§ **DATA EXTRACT**
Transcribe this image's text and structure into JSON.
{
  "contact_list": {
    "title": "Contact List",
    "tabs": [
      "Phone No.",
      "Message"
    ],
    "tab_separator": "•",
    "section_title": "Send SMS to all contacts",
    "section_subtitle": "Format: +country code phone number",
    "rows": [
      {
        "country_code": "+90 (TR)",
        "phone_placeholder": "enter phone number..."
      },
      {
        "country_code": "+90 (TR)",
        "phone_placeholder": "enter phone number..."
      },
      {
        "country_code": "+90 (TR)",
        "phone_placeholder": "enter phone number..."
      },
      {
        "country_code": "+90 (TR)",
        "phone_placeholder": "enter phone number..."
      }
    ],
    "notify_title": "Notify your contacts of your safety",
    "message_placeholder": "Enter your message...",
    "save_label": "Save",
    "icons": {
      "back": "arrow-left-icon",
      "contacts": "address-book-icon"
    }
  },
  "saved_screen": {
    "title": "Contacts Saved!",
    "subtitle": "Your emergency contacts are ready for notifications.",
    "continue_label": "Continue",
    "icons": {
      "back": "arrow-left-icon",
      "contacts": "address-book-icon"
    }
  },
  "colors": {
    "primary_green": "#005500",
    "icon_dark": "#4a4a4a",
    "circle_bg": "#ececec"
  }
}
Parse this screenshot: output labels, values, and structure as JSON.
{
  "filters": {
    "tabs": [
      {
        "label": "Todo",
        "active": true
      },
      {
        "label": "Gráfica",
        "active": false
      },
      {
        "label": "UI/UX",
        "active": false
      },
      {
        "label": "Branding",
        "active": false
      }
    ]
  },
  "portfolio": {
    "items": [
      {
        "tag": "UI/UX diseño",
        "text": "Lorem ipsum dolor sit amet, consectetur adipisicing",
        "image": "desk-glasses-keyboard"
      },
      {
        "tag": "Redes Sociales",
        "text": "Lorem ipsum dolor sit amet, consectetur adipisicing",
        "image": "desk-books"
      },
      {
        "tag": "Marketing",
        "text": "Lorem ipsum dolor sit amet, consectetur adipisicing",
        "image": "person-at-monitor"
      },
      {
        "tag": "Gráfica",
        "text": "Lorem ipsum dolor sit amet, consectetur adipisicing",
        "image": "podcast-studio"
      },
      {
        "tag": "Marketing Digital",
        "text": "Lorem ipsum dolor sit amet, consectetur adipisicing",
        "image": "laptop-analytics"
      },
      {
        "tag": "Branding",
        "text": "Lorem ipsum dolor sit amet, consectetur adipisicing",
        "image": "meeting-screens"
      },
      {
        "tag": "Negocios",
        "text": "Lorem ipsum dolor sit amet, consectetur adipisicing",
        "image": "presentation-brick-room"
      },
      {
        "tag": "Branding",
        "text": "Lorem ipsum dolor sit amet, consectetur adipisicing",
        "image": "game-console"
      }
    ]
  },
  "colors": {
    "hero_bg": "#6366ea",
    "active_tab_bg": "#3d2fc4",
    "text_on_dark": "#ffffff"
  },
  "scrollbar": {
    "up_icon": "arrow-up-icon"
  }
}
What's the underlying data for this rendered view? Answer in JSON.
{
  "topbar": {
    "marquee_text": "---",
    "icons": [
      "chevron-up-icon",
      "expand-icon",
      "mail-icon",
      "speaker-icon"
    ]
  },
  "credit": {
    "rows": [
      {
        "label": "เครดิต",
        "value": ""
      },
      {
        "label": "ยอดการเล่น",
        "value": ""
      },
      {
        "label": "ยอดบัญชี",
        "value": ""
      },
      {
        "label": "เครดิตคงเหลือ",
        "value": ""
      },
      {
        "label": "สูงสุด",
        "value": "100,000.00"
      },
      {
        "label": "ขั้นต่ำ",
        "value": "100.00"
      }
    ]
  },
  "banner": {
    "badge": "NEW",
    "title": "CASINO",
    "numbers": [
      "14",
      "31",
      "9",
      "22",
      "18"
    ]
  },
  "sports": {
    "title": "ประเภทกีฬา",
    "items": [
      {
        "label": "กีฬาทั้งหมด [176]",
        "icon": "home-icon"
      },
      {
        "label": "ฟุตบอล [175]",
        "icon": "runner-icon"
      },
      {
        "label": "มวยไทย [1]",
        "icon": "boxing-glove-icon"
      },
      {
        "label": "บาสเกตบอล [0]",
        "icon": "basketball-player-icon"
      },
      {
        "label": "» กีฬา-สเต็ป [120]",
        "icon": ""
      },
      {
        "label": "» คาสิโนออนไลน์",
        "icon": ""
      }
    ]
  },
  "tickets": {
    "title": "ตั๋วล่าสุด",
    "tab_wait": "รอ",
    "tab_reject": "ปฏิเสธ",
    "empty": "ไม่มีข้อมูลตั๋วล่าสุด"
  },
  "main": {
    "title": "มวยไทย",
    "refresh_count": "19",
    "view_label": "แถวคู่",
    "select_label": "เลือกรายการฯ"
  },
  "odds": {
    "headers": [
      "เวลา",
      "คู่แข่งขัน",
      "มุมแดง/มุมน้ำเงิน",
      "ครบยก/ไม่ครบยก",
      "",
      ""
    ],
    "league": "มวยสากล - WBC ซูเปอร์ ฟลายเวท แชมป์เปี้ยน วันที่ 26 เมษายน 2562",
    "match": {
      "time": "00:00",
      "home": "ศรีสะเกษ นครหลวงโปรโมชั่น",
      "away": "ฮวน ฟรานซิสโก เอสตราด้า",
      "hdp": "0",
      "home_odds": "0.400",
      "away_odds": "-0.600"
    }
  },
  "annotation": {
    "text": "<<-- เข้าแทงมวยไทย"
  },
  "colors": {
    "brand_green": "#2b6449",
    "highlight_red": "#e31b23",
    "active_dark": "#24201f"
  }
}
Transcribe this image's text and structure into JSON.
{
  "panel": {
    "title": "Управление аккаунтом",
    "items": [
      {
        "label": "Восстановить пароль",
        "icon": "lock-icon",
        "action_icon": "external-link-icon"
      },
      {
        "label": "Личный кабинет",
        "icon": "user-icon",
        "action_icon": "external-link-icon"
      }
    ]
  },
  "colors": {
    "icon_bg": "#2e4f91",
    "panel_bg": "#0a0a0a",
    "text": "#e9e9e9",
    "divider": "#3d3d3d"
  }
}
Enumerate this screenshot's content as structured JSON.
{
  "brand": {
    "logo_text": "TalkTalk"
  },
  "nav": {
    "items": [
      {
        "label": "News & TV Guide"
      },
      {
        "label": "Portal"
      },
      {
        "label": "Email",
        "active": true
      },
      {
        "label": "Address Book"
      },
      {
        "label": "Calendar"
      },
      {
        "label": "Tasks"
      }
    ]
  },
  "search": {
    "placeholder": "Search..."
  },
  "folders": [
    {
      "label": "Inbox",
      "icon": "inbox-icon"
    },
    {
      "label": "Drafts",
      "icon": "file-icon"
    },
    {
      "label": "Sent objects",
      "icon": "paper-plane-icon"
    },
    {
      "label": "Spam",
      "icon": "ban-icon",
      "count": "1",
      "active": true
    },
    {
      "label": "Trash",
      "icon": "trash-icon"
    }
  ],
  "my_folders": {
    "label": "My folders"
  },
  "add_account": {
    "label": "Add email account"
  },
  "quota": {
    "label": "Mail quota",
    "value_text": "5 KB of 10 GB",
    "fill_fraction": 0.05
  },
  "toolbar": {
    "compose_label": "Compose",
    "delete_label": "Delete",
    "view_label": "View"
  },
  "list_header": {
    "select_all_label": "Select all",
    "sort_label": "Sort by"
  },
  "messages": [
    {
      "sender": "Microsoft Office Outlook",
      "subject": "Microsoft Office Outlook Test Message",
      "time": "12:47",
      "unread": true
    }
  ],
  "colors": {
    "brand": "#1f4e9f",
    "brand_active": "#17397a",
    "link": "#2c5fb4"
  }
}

§ **TASK PROMPT**
Restate the whole of the material exactly.

§ **THE OUTPUT**
Transcribe this image's text and structure into JSON.
{
  "contact_list": {
    "title": "Contact List",
    "tabs": [
      "Phone No.",
      "Message"
    ],
    "tab_separator": "•",
    "section_title": "Send SMS to all contacts",
    "section_subtitle": "Format: +country code phone number",
    "rows": [
      {
        "country_code": "+90 (TR)",
        "phone_placeholder": "enter phone number..."
      },
      {
        "country_code": "+90 (TR)",
        "phone_placeholder": "enter phone number..."
      },
      {
        "country_code": "+90 (TR)",
        "phone_placeholder": "enter phone number..."
      },
      {
        "country_code": "+90 (TR)",
        "phone_placeholder": "enter phone number..."
      }
    ],
    "notify_title": "Notify your contacts of your safety",
    "message_placeholder": "Enter your message...",
    "save_label": "Save",
    "icons": {
      "back": "arrow-left-icon",
      "contacts": "address-book-icon"
    }
  },
  "saved_screen": {
    "title": "Contacts Saved!",
    "subtitle": "Your emergency contacts are ready for notifications.",
    "continue_label": "Continue",
    "icons": {
      "back": "arrow-left-icon",
      "contacts": "address-book-icon"
    }
  },
  "colors": {
    "primary_green": "#005500",
    "icon_dark": "#4a4a4a",
    "circle_bg": "#ececec"
  }
}
Parse this screenshot: output labels, values, and structure as JSON.
{
  "filters": {
    "tabs": [
      {
        "label": "Todo",
        "active": true
      },
      {
        "label": "Gráfica",
        "active": false
      },
      {
        "label": "UI/UX",
        "active": false
      },
      {
        "label": "Branding",
        "active": false
      }
    ]
  },
  "portfolio": {
    "items": [
      {
        "tag": "UI/UX diseño",
        "text": "Lorem ipsum dolor sit amet, consectetur adipisicing",
        "image": "desk-glasses-keyboard"
      },
      {
        "tag": "Redes Sociales",
        "text": "Lorem ipsum dolor sit amet, consectetur adipisicing",
        "image": "desk-books"
      },
      {
        "tag": "Marketing",
        "text": "Lorem ipsum dolor sit amet, consectetur adipisicing",
        "image": "person-at-monitor"
      },
      {
        "tag": "Gráfica",
        "text": "Lorem ipsum dolor sit amet, consectetur adipisicing",
        "image": "podcast-studio"
      },
      {
        "tag": "Marketing Digital",
        "text": "Lorem ipsum dolor sit amet, consectetur adipisicing",
        "image": "laptop-analytics"
      },
      {
        "tag": "Branding",
        "text": "Lorem ipsum dolor sit amet, consectetur adipisicing",
        "image": "meeting-screens"
      },
      {
        "tag": "Negocios",
        "text": "Lorem ipsum dolor sit amet, consectetur adipisicing",
        "image": "presentation-brick-room"
      },
      {
        "tag": "Branding",
        "text": "Lorem ipsum dolor sit amet, consectetur adipisicing",
        "image": "game-console"
      }
    ]
  },
  "colors": {
    "hero_bg": "#6366ea",
    "active_tab_bg": "#3d2fc4",
    "text_on_dark": "#ffffff"
  },
  "scrollbar": {
    "up_icon": "arrow-up-icon"
  }
}
What's the underlying data for this rendered view? Answer in JSON.
{
  "topbar": {
    "marquee_text": "---",
    "icons": [
      "chevron-up-icon",
      "expand-icon",
      "mail-icon",
      "speaker-icon"
    ]
  },
  "credit": {
    "rows": [
      {
        "label": "เครดิต",
        "value": ""
      },
      {
        "label": "ยอดการเล่น",
        "value": ""
      },
      {
        "label": "ยอดบัญชี",
        "value": ""
      },
      {
        "label": "เครดิตคงเหลือ",
        "value": ""
      },
      {
        "label": "สูงสุด",
        "value": "100,000.00"
      },
      {
        "label": "ขั้นต่ำ",
        "value": "100.00"
      }
    ]
  },
  "banner": {
    "badge": "NEW",
    "title": "CASINO",
    "numbers": [
      "14",
      "31",
      "9",
      "22",
      "18"
    ]
  },
  "sports": {
    "title": "ประเภทกีฬา",
    "items": [
      {
        "label": "กีฬาทั้งหมด [176]",
        "icon": "home-icon"
      },
      {
        "label": "ฟุตบอล [175]",
        "icon": "runner-icon"
      },
      {
        "label": "มวยไทย [1]",
        "icon": "boxing-glove-icon"
      },
      {
        "label": "บาสเกตบอล [0]",
        "icon": "basketball-player-icon"
      },
      {
        "label": "» กีฬา-สเต็ป [120]",
        "icon": ""
      },
      {
        "label": "» คาสิโนออนไลน์",
        "icon": ""
      }
    ]
  },
  "tickets": {
    "title": "ตั๋วล่าสุด",
    "tab_wait": "รอ",
    "tab_reject": "ปฏิเสธ",
    "empty": "ไม่มีข้อมูลตั๋วล่าสุด"
  },
  "main": {
    "title": "มวยไทย",
    "refresh_count": "19",
    "view_label": "แถวคู่",
    "select_label": "เลือกรายการฯ"
  },
  "odds": {
    "headers": [
      "เวลา",
      "คู่แข่งขัน",
      "มุมแดง/มุมน้ำเงิน",
      "ครบยก/ไม่ครบยก",
      "",
      ""
    ],
    "league": "มวยสากล - WBC ซูเปอร์ ฟลายเวท แชมป์เปี้ยน วันที่ 26 เมษายน 2562",
    "match": {
      "time": "00:00",
      "home": "ศรีสะเกษ นครหลวงโปรโมชั่น",
      "away": "ฮวน ฟรานซิสโก เอสตราด้า",
      "hdp": "0",
      "home_odds": "0.400",
      "away_odds": "-0.600"
    }
  },
  "annotation": {
    "text": "<<-- เข้าแทงมวยไทย"
  },
  "colors": {
    "brand_green": "#2b6449",
    "highlight_red": "#e31b23",
    "active_dark": "#24201f"
  }
}
Transcribe this image's text and structure into JSON.
{
  "panel": {
    "title": "Управление аккаунтом",
    "items": [
      {
        "label": "Восстановить пароль",
        "icon": "lock-icon",
        "action_icon": "external-link-icon"
      },
      {
        "label": "Личный кабинет",
        "icon": "user-icon",
        "action_icon": "external-link-icon"
      }
    ]
  },
  "colors": {
    "icon_bg": "#2e4f91",
    "panel_bg": "#0a0a0a",
    "text": "#e9e9e9",
    "divider": "#3d3d3d"
  }
}
Enumerate this screenshot's content as structured JSON.
{
  "brand": {
    "logo_text": "TalkTalk"
  },
  "nav": {
    "items": [
      {
        "label": "News & TV Guide"
      },
      {
        "label": "Portal"
      },
      {
        "label": "Email",
        "active": true
      },
      {
        "label": "Address Book"
      },
      {
        "label": "Calendar"
      },
      {
        "label": "Tasks"
      }
    ]
  },
  "search": {
    "placeholder": "Search..."
  },
  "folders": [
    {
      "label": "Inbox",
      "icon": "inbox-icon"
    },
    {
      "label": "Drafts",
      "icon": "file-icon"
    },
    {
      "label": "Sent objects",
      "icon": "paper-plane-icon"
    },
    {
      "label": "Spam",
      "icon": "ban-icon",
      "count": "1",
      "active": true
    },
    {
      "label": "Trash",
      "icon": "trash-icon"
    }
  ],
  "my_folders": {
    "label": "My folders"
  },
  "add_account": {
    "label": "Add email account"
  },
  "quota": {
    "label": "Mail quota",
    "value_text": "5 KB of 10 GB",
    "fill_fraction": 0.05
  },
  "toolbar": {
    "compose_label": "Compose",
    "delete_label": "Delete",
    "view_label": "View"
  },
  "list_header": {
    "select_all_label": "Select all",
    "sort_label": "Sort by"
  },
  "messages": [
    {
      "sender": "Microsoft Office Outlook",
      "subject": "Microsoft Office Outlook Test Message",
      "time": "12:47",
      "unread": true
    }
  ],
  "colors": {
    "brand": "#1f4e9f",
    "brand_active": "#17397a",
    "link": "#2c5fb4"
  }
}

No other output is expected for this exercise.